▶ Written request:
Go through each line of the records below and count those with the word "basilico". Give only the count.

◇ ◇ ◇

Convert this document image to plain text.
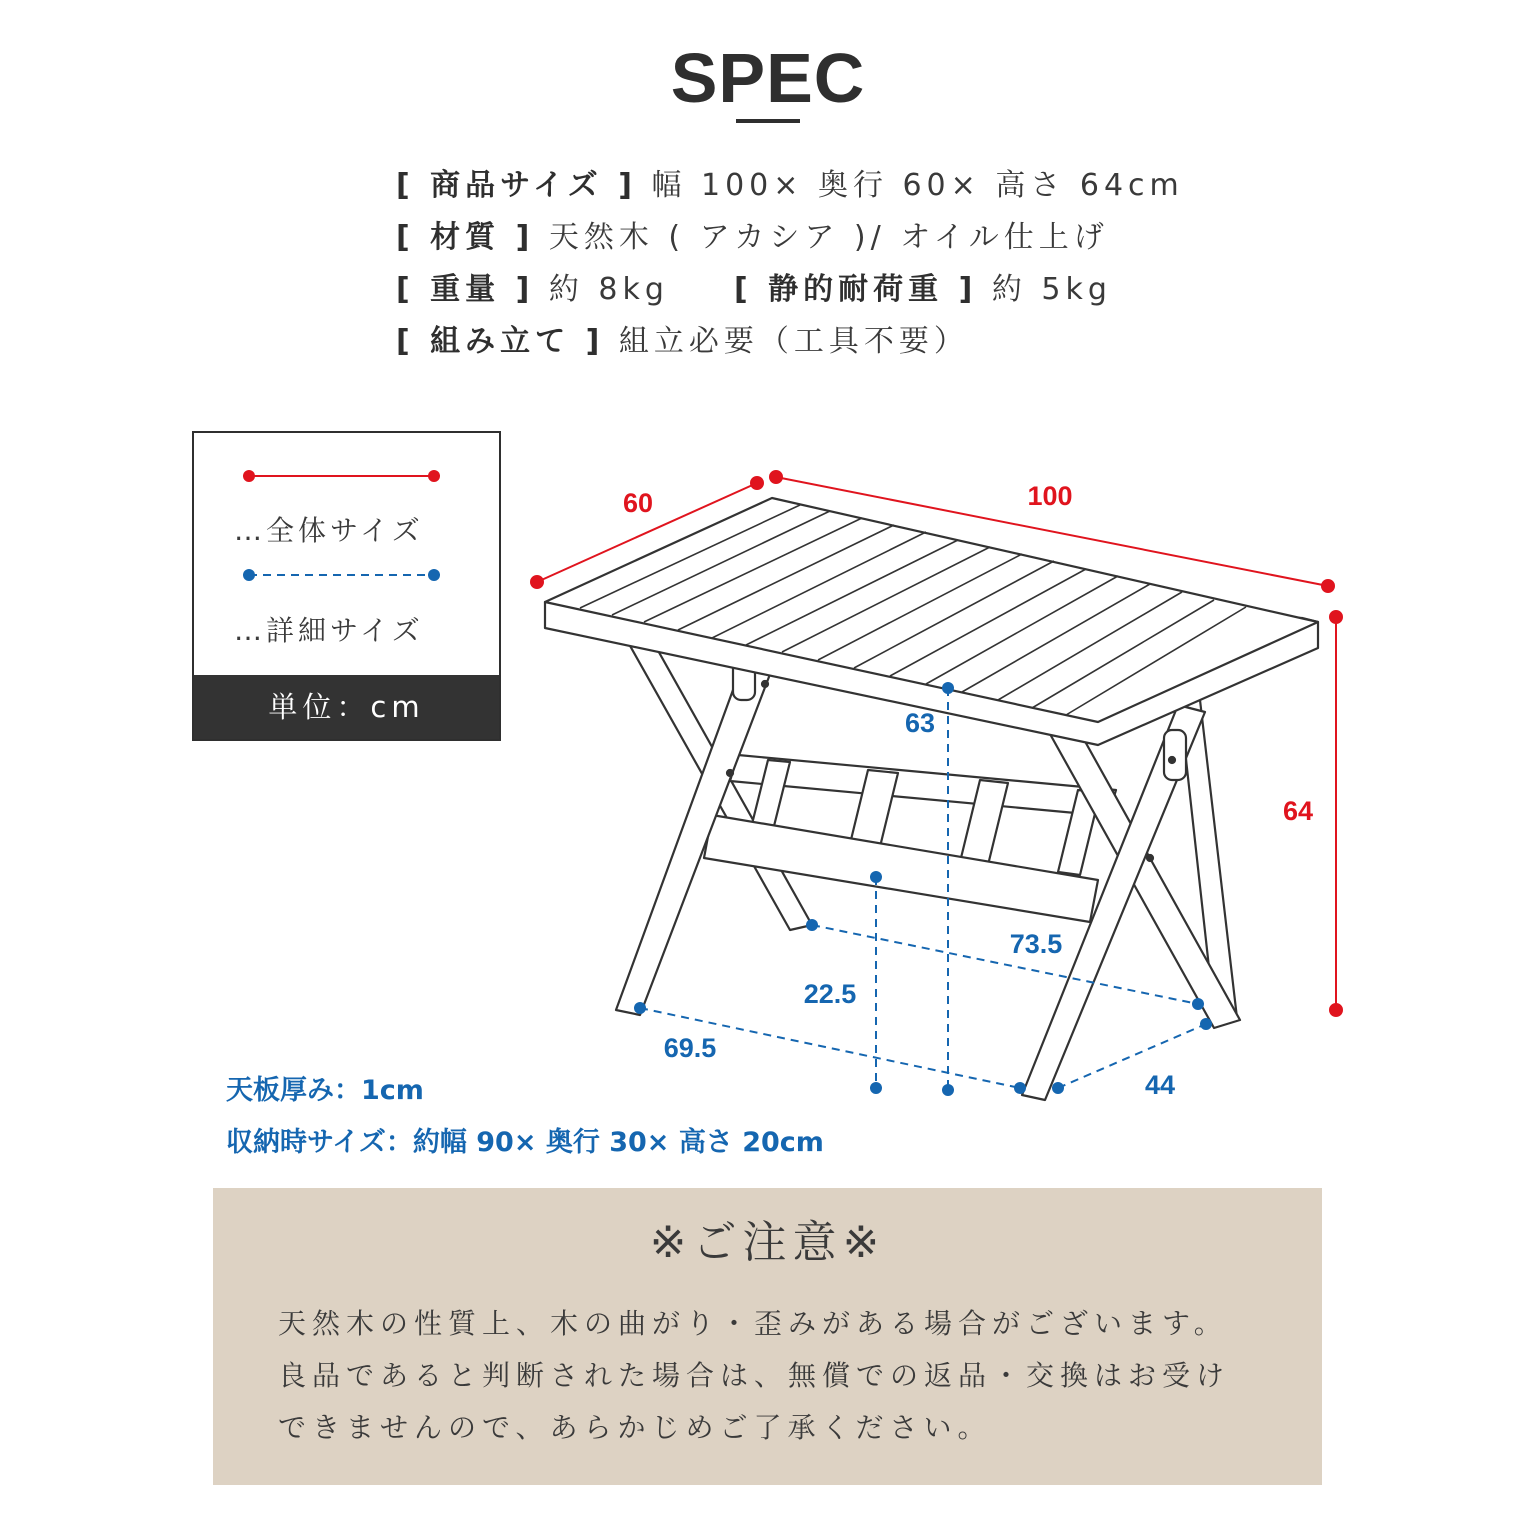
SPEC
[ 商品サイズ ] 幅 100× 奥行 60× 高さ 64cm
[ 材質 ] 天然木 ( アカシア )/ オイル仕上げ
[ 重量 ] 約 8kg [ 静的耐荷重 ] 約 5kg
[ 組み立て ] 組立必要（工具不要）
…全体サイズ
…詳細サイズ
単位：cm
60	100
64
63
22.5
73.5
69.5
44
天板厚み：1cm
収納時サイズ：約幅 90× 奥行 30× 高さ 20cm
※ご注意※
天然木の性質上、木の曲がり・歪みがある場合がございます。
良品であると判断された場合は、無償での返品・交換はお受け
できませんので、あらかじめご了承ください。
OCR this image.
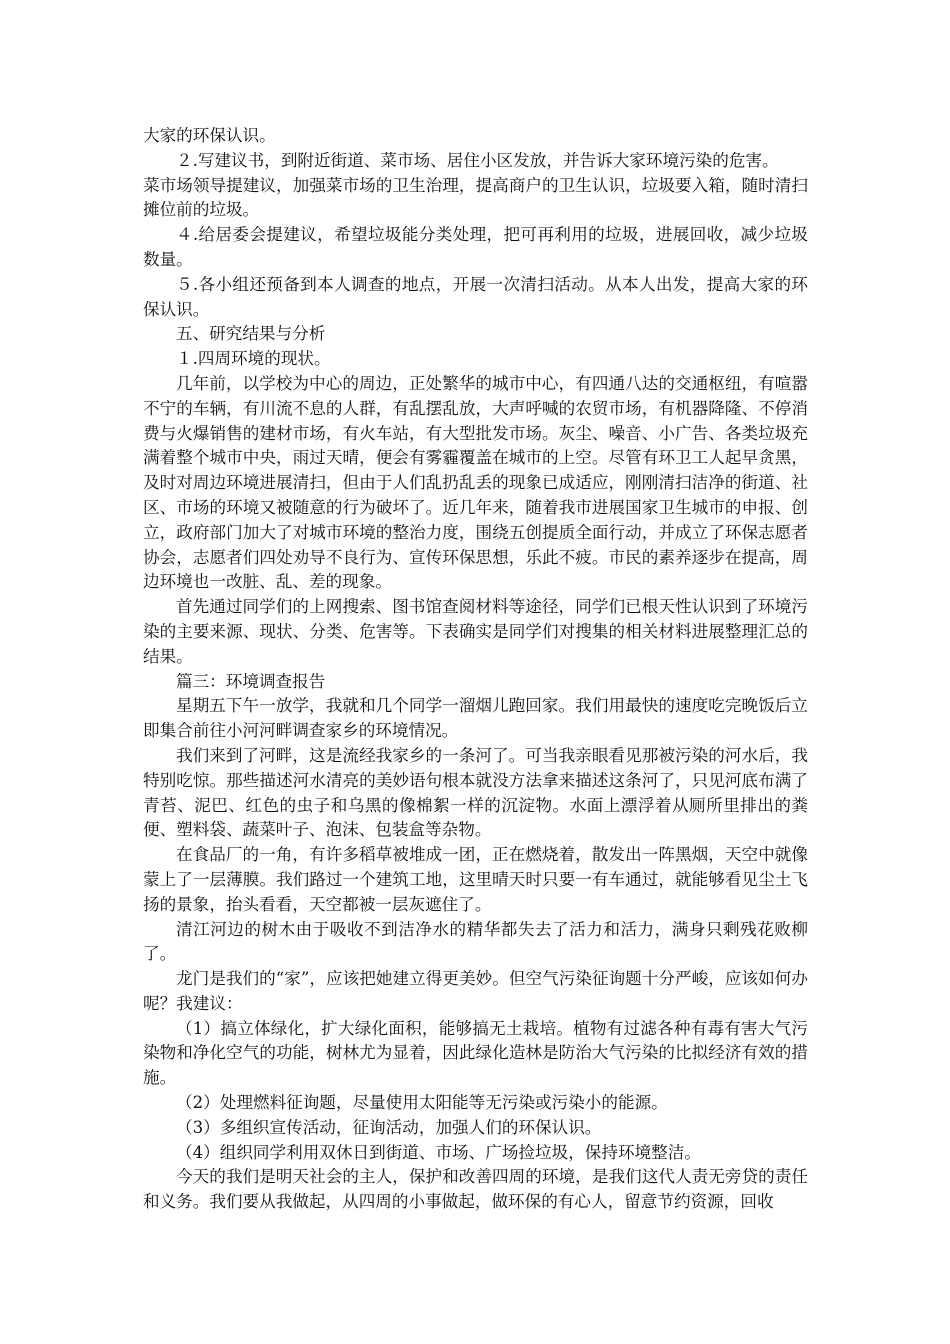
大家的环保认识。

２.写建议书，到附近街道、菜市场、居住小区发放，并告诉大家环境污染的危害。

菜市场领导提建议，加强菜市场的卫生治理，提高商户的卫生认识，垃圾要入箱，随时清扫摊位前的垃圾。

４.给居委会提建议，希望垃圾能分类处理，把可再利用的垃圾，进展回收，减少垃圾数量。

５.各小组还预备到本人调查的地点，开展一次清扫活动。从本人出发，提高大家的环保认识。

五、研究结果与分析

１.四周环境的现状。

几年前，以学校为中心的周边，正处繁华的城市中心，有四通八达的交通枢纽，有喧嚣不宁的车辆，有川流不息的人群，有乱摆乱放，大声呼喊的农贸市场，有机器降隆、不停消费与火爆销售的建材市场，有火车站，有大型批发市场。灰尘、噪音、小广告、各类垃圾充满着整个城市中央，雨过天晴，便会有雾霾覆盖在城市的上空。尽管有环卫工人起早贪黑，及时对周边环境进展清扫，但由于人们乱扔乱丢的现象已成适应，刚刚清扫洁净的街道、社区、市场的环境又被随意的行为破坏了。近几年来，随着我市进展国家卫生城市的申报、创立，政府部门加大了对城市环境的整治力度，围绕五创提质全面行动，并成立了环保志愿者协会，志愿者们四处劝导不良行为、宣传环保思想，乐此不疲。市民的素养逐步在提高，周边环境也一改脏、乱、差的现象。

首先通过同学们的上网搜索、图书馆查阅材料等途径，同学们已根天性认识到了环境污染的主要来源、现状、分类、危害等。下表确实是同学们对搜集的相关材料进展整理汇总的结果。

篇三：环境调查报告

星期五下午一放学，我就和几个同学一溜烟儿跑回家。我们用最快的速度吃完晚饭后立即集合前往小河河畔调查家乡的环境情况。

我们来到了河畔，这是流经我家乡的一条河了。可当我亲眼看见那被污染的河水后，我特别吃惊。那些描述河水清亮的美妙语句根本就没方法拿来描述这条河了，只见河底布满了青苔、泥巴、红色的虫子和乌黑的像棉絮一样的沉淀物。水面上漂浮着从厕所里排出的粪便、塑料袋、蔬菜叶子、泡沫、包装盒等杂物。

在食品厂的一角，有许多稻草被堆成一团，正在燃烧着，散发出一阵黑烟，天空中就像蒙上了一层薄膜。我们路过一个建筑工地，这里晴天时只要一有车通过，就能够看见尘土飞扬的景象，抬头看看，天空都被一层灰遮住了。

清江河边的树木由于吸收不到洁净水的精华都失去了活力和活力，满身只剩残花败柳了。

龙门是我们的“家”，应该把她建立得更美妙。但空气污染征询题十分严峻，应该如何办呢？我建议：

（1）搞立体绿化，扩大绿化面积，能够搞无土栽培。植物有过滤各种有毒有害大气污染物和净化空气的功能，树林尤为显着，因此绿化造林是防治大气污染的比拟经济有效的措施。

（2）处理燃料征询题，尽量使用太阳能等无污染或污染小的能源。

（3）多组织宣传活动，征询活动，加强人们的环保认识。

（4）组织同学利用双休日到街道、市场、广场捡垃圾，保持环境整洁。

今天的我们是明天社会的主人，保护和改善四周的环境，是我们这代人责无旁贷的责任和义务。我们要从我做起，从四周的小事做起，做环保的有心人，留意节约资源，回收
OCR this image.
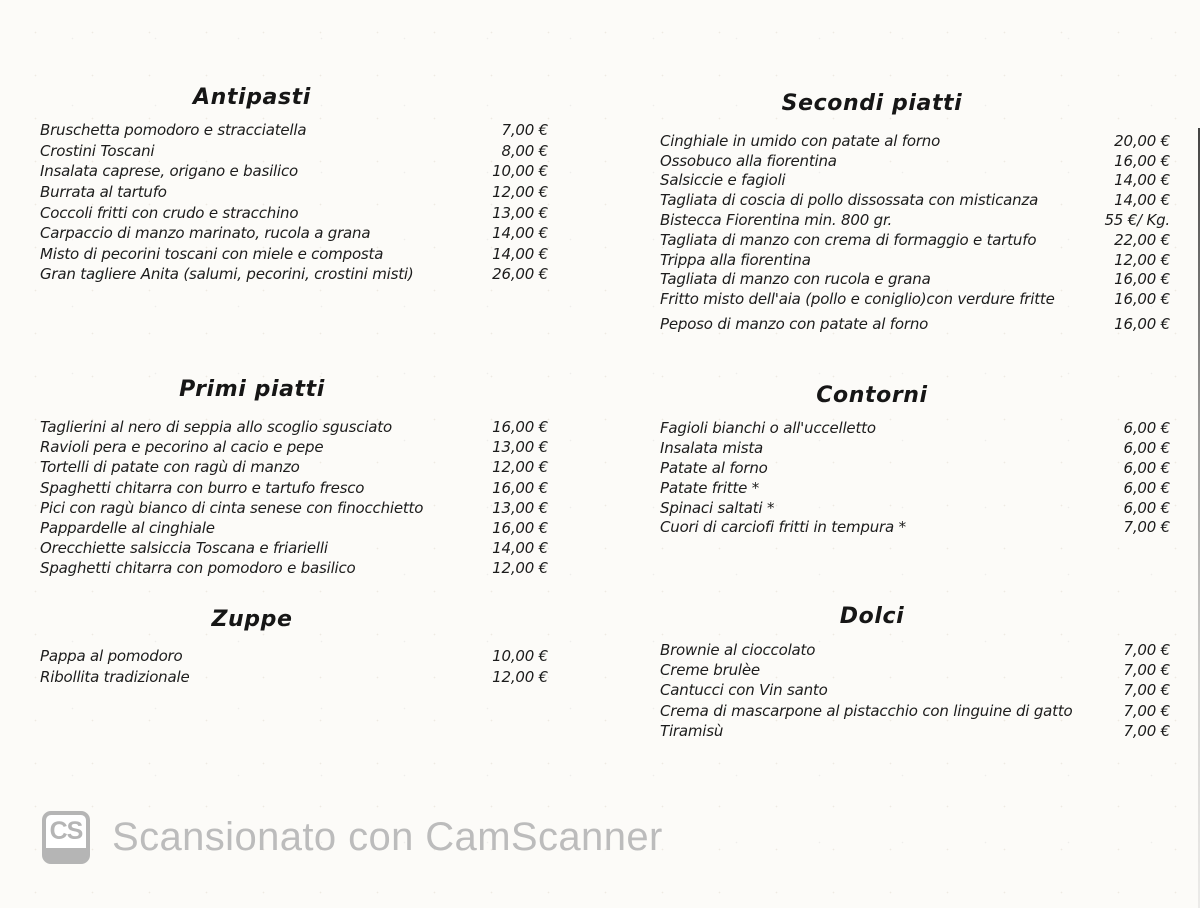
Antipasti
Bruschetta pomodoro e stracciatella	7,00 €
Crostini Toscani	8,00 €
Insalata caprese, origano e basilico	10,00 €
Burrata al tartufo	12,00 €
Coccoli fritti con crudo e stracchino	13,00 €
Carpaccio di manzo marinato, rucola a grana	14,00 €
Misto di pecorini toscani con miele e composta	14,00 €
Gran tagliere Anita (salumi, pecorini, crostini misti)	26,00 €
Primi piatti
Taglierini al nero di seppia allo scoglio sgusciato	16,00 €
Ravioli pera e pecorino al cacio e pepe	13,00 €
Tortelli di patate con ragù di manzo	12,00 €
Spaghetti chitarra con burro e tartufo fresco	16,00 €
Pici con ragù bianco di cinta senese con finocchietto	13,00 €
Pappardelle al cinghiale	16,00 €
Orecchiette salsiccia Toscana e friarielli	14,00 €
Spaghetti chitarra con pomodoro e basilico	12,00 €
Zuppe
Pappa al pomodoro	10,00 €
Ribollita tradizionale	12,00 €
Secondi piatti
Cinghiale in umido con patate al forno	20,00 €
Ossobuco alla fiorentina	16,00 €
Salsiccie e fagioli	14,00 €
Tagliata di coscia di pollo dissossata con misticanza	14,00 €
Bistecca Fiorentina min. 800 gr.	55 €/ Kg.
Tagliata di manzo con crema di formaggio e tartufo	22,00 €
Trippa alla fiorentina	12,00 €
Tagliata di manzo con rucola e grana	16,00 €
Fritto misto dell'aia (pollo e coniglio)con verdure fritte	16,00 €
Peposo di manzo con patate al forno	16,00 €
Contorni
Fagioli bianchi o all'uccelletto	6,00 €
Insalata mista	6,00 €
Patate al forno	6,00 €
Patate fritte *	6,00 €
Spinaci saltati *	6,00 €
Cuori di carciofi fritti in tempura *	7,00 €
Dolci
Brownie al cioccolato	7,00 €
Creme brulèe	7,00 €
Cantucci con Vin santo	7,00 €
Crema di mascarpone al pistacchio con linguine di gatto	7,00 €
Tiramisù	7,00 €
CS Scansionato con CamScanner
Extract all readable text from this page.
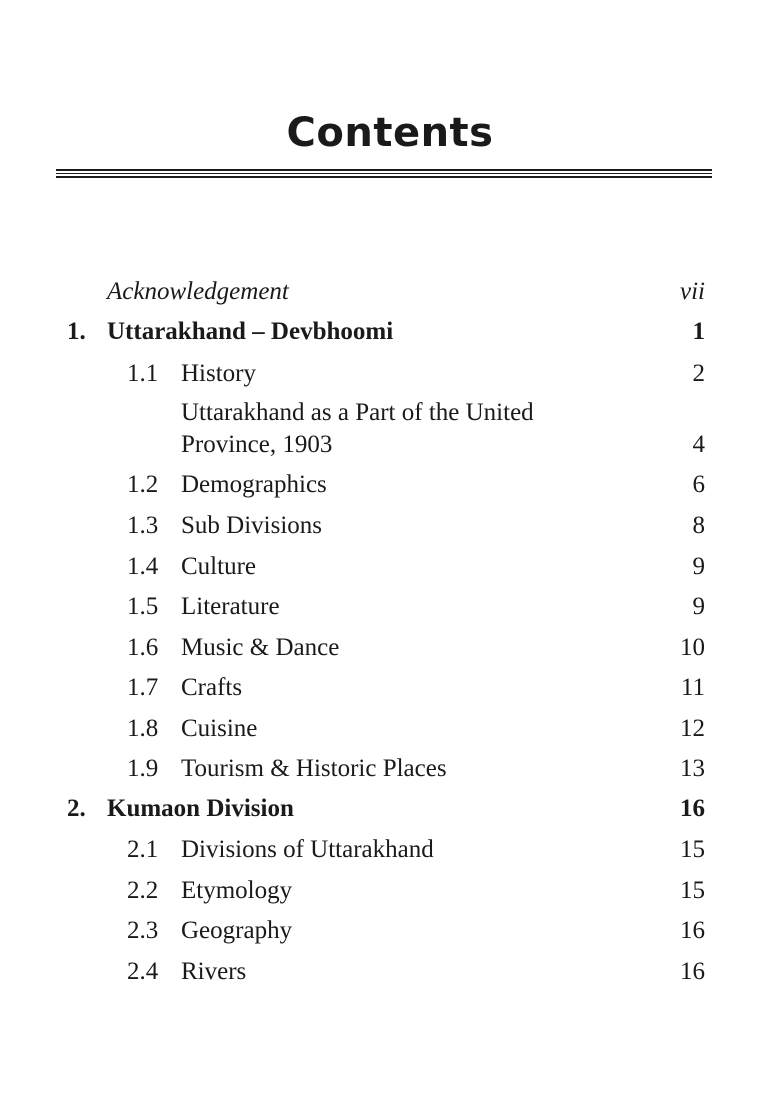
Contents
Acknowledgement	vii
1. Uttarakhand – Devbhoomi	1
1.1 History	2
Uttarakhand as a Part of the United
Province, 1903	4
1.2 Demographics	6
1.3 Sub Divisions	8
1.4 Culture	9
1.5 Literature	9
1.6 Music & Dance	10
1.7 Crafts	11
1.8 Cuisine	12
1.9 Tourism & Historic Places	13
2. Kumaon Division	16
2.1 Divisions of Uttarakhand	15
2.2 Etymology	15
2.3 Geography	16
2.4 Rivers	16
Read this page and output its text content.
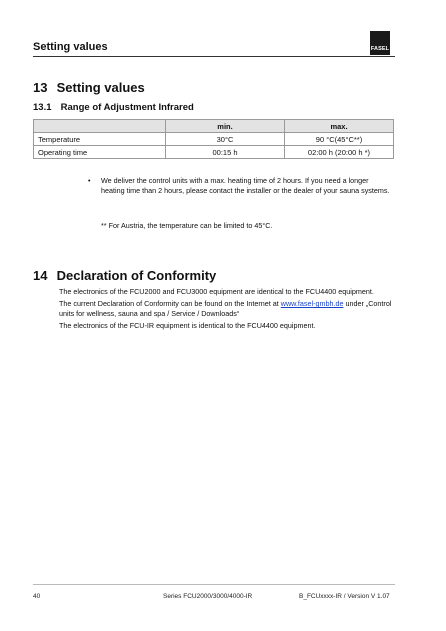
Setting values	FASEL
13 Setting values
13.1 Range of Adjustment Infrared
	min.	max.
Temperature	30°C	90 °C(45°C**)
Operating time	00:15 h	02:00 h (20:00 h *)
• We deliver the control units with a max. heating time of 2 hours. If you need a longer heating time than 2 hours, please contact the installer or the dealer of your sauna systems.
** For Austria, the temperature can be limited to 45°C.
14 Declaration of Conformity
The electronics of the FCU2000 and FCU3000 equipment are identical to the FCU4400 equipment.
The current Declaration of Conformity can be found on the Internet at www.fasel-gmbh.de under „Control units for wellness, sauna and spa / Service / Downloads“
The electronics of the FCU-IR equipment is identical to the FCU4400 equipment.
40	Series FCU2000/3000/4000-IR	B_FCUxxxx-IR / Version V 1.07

◇ ◇ ◇

▶ Output of the task:
2